Stored items:
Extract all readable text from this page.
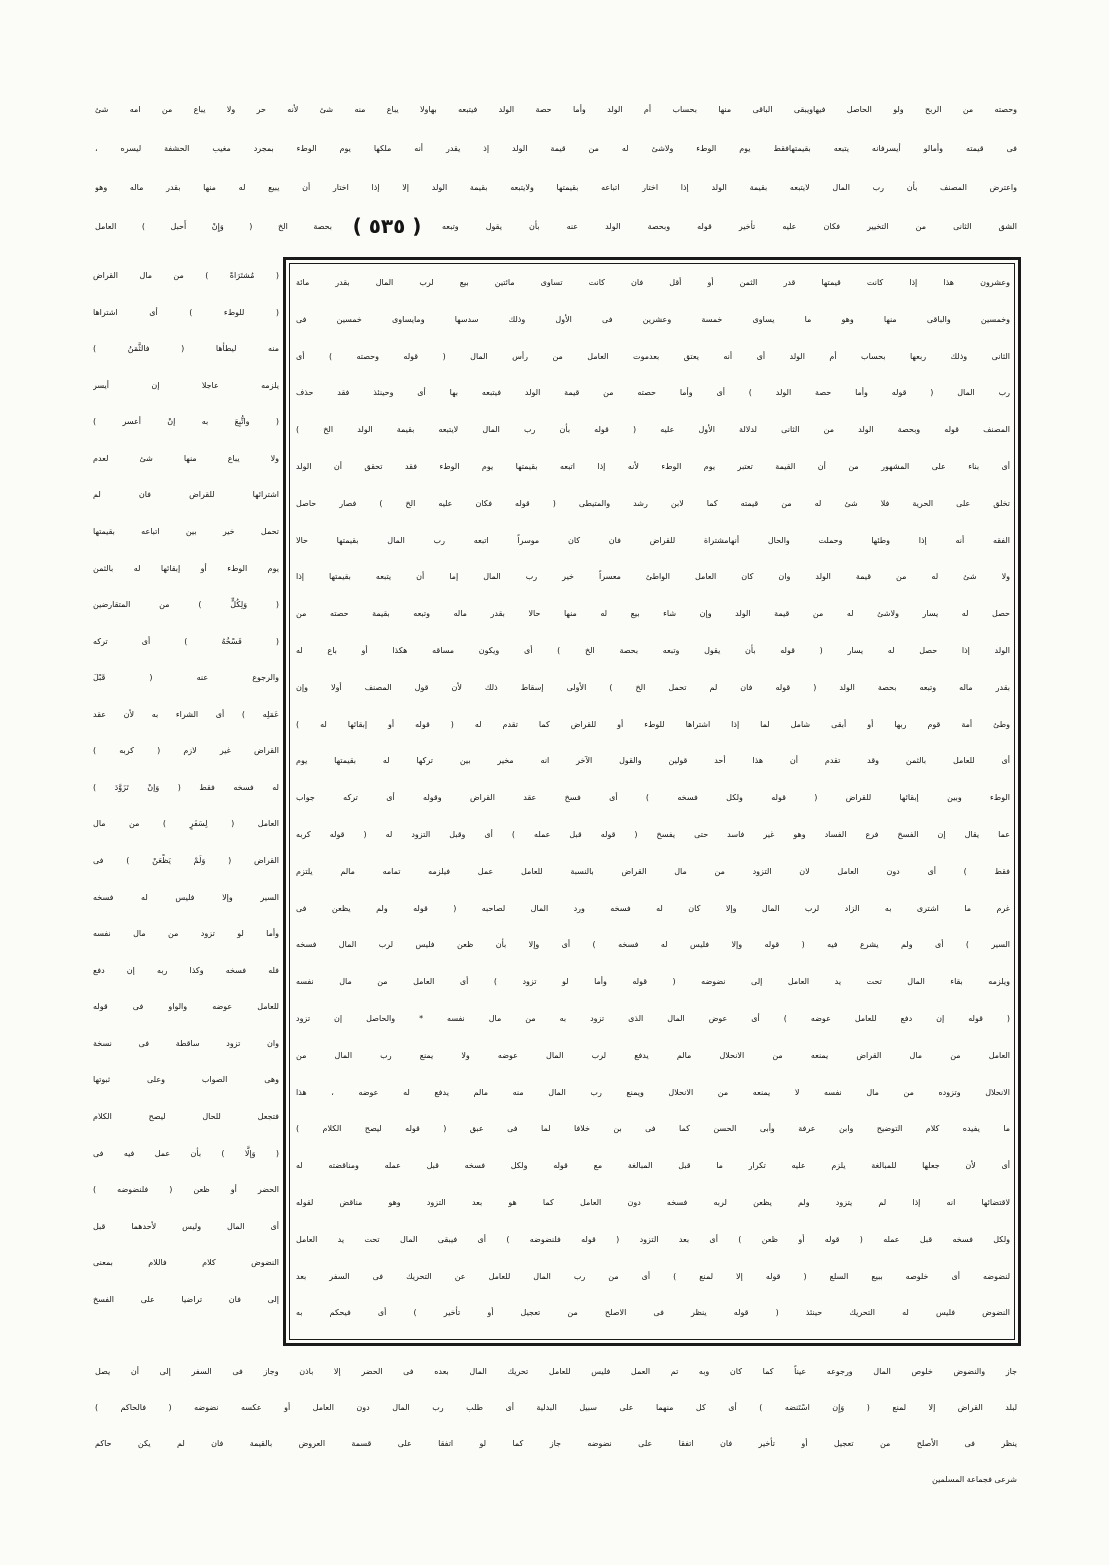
وحصته من الربح ولو الحاصل فيهاويبقى الباقى منها بحساب أم الولد وأما حصة الولد فيتبعه بهاولا يباع منه شئ لأنه حر ولا يباع من امه شئ
فى قيمته وأمالو أيسرفانه يتبعه بقيمتهافقط يوم الوطء ولاشئ له من قيمة الولد إذ يقدر أنه ملكها يوم الوطء بمجرد مغيب الحشفة ليسره ،
واعترض المصنف بأن رب المال لايتبعه بقيمة الولد إذا اختار اتباعه بقيمتها ولايتبعه بقيمة الولد إلا إذا اختار أن يبيع له منها بقدر ماله وهو
الشق الثانى من التخيير فكان عليه تأخير قوله وبحصة الولد عنه بأن يقول وتبعه
( ٥٣٥ )
بحصة الخ ( وَإِنْ أَحبل ) العامل
وعشرون هذا إذا كانت قيمتها قدر الثمن أو أقل فان كانت تساوى مائتين بيع لرب المال بقدر مائة
وخمسين والباقى منها وهو ما يساوى خمسة وعشرين فى الأول وذلك سدسها ومايساوى خمسين فى
الثانى وذلك ربعها بحساب أم الولد أى أنه يعتق بعدموت العامل من رأس المال ( قوله وحصته ) أى
رب المال ( قوله وأما حصة الولد ) أى وأما حصته من قيمة الولد فيتبعه بها أى وحينئذ فقد حذف
المصنف قوله وبحصة الولد من الثانى لدلالة الأول عليه ( قوله بأن رب المال لايتبعه بقيمة الولد الخ )
أى بناء على المشهور من أن القيمة تعتبر يوم الوطء لأنه إذا اتبعه بقيمتها يوم الوطء فقد تحقق أن الولد
تخلق على الحرية فلا شئ له من قيمته كما لابن رشد والمتيطى ( قوله فكان عليه الخ ) فصار حاصل
الفقه أنه إذا وطئها وحملت والحال أنهامشتراة للقراض فان كان موسراً اتبعه رب المال بقيمتها حالا
ولا شئ له من قيمة الولد وان كان العامل الواطئ معسراً خير رب المال إما أن يتبعه بقيمتها إذا
حصل له يسار ولاشئ له من قيمة الولد وإن شاء بيع له منها حالا بقدر ماله وتبعه بقيمة حصته من
الولد إذا حصل له يسار ( قوله بأن يقول وتبعه بحصة الخ ) أى ويكون مساقه هكذا أو باع له
بقدر ماله وتبعه بحصة الولد ( قوله فان لم تحمل الخ ) الأولى إسقاط ذلك لأن قول المصنف أولا وإن
وطئ أمة قوم ربها أو أبقى شامل لما إذا اشتراها للوطء أو للقراض كما تقدم له ( قوله أو إبقائها له )
أى للعامل بالثمن وقد تقدم أن هذا أحد قولين والقول الآخر انه مخير بين تركها له بقيمتها يوم
الوطء وبين إبقائها للقراض ( قوله ولكل فسخه ) أى فسخ عقد القراض وقوله أى تركه جواب
عما يقال إن الفسخ فرع الفساد وهو غير فاسد حتى يفسخ ( قوله قبل عمله ) أى وقبل التزود له ( قوله كربه
فقط ) أى دون العامل لان التزود من مال القراض بالنسبة للعامل عمل فيلزمه تمامه مالم يلتزم
غرم ما اشترى به الزاد لرب المال وإلا كان له فسخه ورد المال لصاحبه ( قوله ولم يظعن فى
السير ) أى ولم يشرع فيه ( قوله وإلا فليس له فسخه ) أى وإلا بأن ظعن فليس لرب المال فسخه
ويلزمه بقاء المال تحت يد العامل إلى نضوضه ( قوله وأما لو تزود ) أى العامل من مال نفسه
( قوله إن دفع للعامل عوضه ) أى عوض المال الذى تزود به من مال نفسه * والحاصل إن تزود
العامل من مال القراض يمنعه من الانحلال مالم يدفع لرب المال عوضه ولا يمنع رب المال من
الانحلال وتزوده من مال نفسه لا يمنعه من الانحلال ويمنع رب المال منه مالم يدفع له عوضه ، هذا
ما يفيده كلام التوضيح وابن عرفة وأبى الحسن كما فى بن خلافا لما فى عبق ( قوله ليصح الكلام )
أى لأن جعلها للمبالغة يلزم عليه تكرار ما قبل المبالغة مع قوله ولكل فسخه قبل عمله ومناقضته له
لاقتضائها انه إذا لم يتزود ولم يظعن لربه فسخه دون العامل كما هو بعد التزود وهو مناقض لقوله
ولكل فسخه قبل عمله ( قوله أو ظعن ) أى بعد التزود ( قوله فلنضوضه ) أى فيبقى المال تحت يد العامل
لنضوضه أى خلوصه ببيع السلع ( قوله إلا لمنع ) أى من رب المال للعامل عن التحريك فى السفر بعد
النضوض فليس له التحريك حينئذ ( قوله ينظر فى الاصلح من تعجيل أو تأخير ) أى فيحكم به
( مُشتَرَاةً ) من مال القراض
( للوطء ) أى اشتراها
منه ليطأها ( فالثَّمَنُ )
يلزمه عاجلا إن أيسر
( واتُّبِعَ به إنْ أعسر )
ولا يباع منها شئ لعدم
اشترائها للقراض فان لم
تحمل خير بين اتباعه بقيمتها
يوم الوطء أو إبقائها له بالثمن
( وَلِكُلٍّ ) من المتقارضين
( فَسْخُهُ ) أى تركه
والرجوع عنه ( قَبْلَ
عَمَلِه ) أى الشراء به لأن عقد
القراض غير لازم ( كربه )
له فسخه فقط ( وَإنْ تَزَوَّدَ )
العامل ( لِسَفَرٍ ) من مال
القراض ( وَلَمْ يَظْعَنْ ) فى
السير وإلا فليس له فسخه
وأما لو تزود من مال نفسه
فله فسخه وكذا ربه إن دفع
للعامل عوضه والواو فى قوله
وان تزود ساقطة فى نسخة
وهى الصواب وعلى ثبوتها
فتجعل للحال ليصح الكلام
( وَإلَّا ) بأن عمل فيه فى
الحضر أو ظعن ( فلنضوضه )
أى المال وليس لأحدهما قبل
النضوض كلام فاللام بمعنى
إلى فان تراضيا على الفسخ
جاز والنضوض خلوص المال ورجوعه عيناً كما كان وبه تم العمل فليس للعامل تحريك المال بعده فى الحضر إلا باذن وجاز فى السفر إلى أن يصل
لبلد القراض إلا لمنع ( وَإِن اسْتَنضه ) أى كل منهما على سبيل البدلية أى طلب رب المال دون العامل أو عكسه نضوضه ( فالحاكم )
ينظر فى الأصلح من تعجيل أو تأخير فان اتفقا على نضوضه جاز كما لو اتفقا على قسمة العروض بالقيمة فان لم يكن حاكم
شرعى فجماعة المسلمين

Stated exercise: Going through the records above, state how many lines carry "كربه", with no other text.

Solution to this exercise: 2